**Dataset items:**
BEGIN

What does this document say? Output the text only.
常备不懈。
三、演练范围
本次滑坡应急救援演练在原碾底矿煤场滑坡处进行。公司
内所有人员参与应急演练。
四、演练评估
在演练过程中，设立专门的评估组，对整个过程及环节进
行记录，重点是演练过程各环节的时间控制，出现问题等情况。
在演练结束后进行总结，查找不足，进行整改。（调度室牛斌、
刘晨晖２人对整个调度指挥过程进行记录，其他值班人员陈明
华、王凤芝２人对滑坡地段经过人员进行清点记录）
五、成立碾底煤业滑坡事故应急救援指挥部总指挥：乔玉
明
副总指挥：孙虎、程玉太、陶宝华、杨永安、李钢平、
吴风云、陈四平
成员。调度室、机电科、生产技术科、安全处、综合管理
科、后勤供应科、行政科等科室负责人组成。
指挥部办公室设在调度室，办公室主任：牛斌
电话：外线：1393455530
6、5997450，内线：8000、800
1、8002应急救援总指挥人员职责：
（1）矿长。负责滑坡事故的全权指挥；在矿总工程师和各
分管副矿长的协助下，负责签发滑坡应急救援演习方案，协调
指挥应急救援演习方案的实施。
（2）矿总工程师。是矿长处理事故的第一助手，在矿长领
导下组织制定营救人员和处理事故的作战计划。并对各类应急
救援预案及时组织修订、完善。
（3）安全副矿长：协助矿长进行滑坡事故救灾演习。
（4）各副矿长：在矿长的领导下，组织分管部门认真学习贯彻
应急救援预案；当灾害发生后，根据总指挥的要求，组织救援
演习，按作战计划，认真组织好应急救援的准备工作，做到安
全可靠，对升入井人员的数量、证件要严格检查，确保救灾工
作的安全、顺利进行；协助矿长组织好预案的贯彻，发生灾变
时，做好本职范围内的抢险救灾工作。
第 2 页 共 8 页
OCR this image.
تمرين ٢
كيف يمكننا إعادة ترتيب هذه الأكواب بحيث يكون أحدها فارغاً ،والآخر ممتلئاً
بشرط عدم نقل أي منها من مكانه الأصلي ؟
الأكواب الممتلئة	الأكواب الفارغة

END

**What is required:** Determine how many lines in the listing above hold the string "this", then write only the number.

**Worked solution:** 2